### PROBLEM DETAILS
Give back the whole listing exactly as shown.

+++ DATASET ROWS +++

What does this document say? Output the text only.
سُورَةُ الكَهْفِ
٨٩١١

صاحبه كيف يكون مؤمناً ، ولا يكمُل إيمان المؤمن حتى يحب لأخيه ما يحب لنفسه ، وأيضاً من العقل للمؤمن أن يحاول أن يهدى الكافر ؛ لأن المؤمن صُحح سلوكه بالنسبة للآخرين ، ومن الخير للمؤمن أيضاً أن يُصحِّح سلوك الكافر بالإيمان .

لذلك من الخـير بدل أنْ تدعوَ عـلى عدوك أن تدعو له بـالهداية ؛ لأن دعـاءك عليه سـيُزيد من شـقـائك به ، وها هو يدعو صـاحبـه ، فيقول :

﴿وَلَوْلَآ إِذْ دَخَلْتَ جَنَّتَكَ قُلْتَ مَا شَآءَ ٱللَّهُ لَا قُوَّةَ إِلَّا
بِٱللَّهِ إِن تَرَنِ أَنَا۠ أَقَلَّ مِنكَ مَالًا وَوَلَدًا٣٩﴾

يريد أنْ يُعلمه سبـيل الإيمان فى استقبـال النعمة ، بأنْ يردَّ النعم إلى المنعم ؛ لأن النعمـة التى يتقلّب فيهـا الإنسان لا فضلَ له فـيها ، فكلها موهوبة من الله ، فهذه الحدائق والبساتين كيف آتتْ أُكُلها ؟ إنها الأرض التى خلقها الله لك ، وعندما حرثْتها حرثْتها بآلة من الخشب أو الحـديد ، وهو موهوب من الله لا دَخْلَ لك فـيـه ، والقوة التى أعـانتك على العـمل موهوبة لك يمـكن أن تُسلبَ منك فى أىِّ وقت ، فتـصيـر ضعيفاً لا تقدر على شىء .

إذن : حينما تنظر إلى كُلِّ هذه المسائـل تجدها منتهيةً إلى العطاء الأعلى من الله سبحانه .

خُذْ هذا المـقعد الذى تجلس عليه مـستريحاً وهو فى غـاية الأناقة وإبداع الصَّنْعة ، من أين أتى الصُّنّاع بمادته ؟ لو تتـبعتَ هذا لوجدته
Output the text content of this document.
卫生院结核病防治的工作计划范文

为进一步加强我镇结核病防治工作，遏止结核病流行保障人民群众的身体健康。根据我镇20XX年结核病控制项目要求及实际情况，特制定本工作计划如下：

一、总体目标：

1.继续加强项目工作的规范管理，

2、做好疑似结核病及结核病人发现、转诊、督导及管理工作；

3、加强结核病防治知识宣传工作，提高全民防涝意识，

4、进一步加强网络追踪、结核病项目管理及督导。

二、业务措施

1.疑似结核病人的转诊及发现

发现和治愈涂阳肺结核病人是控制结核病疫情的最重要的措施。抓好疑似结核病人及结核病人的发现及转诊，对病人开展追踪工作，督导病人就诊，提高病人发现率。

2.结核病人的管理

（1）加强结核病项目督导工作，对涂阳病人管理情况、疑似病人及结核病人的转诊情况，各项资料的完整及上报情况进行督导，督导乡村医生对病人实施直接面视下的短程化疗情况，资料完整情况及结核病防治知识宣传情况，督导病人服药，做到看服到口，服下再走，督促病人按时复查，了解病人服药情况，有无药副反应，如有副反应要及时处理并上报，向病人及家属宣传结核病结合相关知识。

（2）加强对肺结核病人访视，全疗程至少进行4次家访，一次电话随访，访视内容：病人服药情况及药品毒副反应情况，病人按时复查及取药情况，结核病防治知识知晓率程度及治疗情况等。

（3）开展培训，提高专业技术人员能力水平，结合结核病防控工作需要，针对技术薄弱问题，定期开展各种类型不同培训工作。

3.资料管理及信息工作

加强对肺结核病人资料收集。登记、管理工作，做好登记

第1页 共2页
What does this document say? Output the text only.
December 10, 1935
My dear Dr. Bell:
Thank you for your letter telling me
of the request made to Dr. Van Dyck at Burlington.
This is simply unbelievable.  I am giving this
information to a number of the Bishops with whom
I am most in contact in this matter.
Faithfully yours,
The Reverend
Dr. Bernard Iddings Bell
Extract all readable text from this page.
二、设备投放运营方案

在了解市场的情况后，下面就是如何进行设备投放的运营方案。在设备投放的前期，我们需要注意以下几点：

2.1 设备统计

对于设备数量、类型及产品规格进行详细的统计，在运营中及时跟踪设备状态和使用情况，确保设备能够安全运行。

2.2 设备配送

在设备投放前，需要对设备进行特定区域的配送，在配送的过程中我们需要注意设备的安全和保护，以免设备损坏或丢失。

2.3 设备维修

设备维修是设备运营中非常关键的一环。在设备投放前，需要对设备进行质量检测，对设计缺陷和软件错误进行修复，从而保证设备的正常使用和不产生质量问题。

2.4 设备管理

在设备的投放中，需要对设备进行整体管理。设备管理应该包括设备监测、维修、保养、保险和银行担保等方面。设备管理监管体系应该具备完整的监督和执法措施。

+++

### OUTPUT OF THE EXERCISE
What does this document say? Output the text only.
سُورَةُ الكَهْفِ
٨٩١١

صاحبه كيف يكون مؤمناً ، ولا يكمُل إيمان المؤمن حتى يحب لأخيه ما يحب لنفسه ، وأيضاً من العقل للمؤمن أن يحاول أن يهدى الكافر ؛ لأن المؤمن صُحح سلوكه بالنسبة للآخرين ، ومن الخير للمؤمن أيضاً أن يُصحِّح سلوك الكافر بالإيمان .

لذلك من الخـير بدل أنْ تدعوَ عـلى عدوك أن تدعو له بـالهداية ؛ لأن دعـاءك عليه سـيُزيد من شـقـائك به ، وها هو يدعو صـاحبـه ، فيقول :

﴿وَلَوْلَآ إِذْ دَخَلْتَ جَنَّتَكَ قُلْتَ مَا شَآءَ ٱللَّهُ لَا قُوَّةَ إِلَّا
بِٱللَّهِ إِن تَرَنِ أَنَا۠ أَقَلَّ مِنكَ مَالًا وَوَلَدًا٣٩﴾

يريد أنْ يُعلمه سبـيل الإيمان فى استقبـال النعمة ، بأنْ يردَّ النعم إلى المنعم ؛ لأن النعمـة التى يتقلّب فيهـا الإنسان لا فضلَ له فـيها ، فكلها موهوبة من الله ، فهذه الحدائق والبساتين كيف آتتْ أُكُلها ؟ إنها الأرض التى خلقها الله لك ، وعندما حرثْتها حرثْتها بآلة من الخشب أو الحـديد ، وهو موهوب من الله لا دَخْلَ لك فـيـه ، والقوة التى أعـانتك على العـمل موهوبة لك يمـكن أن تُسلبَ منك فى أىِّ وقت ، فتـصيـر ضعيفاً لا تقدر على شىء .

إذن : حينما تنظر إلى كُلِّ هذه المسائـل تجدها منتهيةً إلى العطاء الأعلى من الله سبحانه .

خُذْ هذا المـقعد الذى تجلس عليه مـستريحاً وهو فى غـاية الأناقة وإبداع الصَّنْعة ، من أين أتى الصُّنّاع بمادته ؟ لو تتـبعتَ هذا لوجدته
Output the text content of this document.
卫生院结核病防治的工作计划范文

为进一步加强我镇结核病防治工作，遏止结核病流行保障人民群众的身体健康。根据我镇20XX年结核病控制项目要求及实际情况，特制定本工作计划如下：

一、总体目标：

1.继续加强项目工作的规范管理，

2、做好疑似结核病及结核病人发现、转诊、督导及管理工作；

3、加强结核病防治知识宣传工作，提高全民防涝意识，

4、进一步加强网络追踪、结核病项目管理及督导。

二、业务措施

1.疑似结核病人的转诊及发现

发现和治愈涂阳肺结核病人是控制结核病疫情的最重要的措施。抓好疑似结核病人及结核病人的发现及转诊，对病人开展追踪工作，督导病人就诊，提高病人发现率。

2.结核病人的管理

（1）加强结核病项目督导工作，对涂阳病人管理情况、疑似病人及结核病人的转诊情况，各项资料的完整及上报情况进行督导，督导乡村医生对病人实施直接面视下的短程化疗情况，资料完整情况及结核病防治知识宣传情况，督导病人服药，做到看服到口，服下再走，督促病人按时复查，了解病人服药情况，有无药副反应，如有副反应要及时处理并上报，向病人及家属宣传结核病结合相关知识。

（2）加强对肺结核病人访视，全疗程至少进行4次家访，一次电话随访，访视内容：病人服药情况及药品毒副反应情况，病人按时复查及取药情况，结核病防治知识知晓率程度及治疗情况等。

（3）开展培训，提高专业技术人员能力水平，结合结核病防控工作需要，针对技术薄弱问题，定期开展各种类型不同培训工作。

3.资料管理及信息工作

加强对肺结核病人资料收集。登记、管理工作，做好登记

第1页 共2页
What does this document say? Output the text only.
December 10, 1935
My dear Dr. Bell:
Thank you for your letter telling me
of the request made to Dr. Van Dyck at Burlington.
This is simply unbelievable.  I am giving this
information to a number of the Bishops with whom
I am most in contact in this matter.
Faithfully yours,
The Reverend
Dr. Bernard Iddings Bell
Extract all readable text from this page.
二、设备投放运营方案

在了解市场的情况后，下面就是如何进行设备投放的运营方案。在设备投放的前期，我们需要注意以下几点：

2.1 设备统计

对于设备数量、类型及产品规格进行详细的统计，在运营中及时跟踪设备状态和使用情况，确保设备能够安全运行。

2.2 设备配送

在设备投放前，需要对设备进行特定区域的配送，在配送的过程中我们需要注意设备的安全和保护，以免设备损坏或丢失。

2.3 设备维修

设备维修是设备运营中非常关键的一环。在设备投放前，需要对设备进行质量检测，对设计缺陷和软件错误进行修复，从而保证设备的正常使用和不产生质量问题。

2.4 设备管理

在设备的投放中，需要对设备进行整体管理。设备管理应该包括设备监测、维修、保养、保险和银行担保等方面。设备管理监管体系应该具备完整的监督和执法措施。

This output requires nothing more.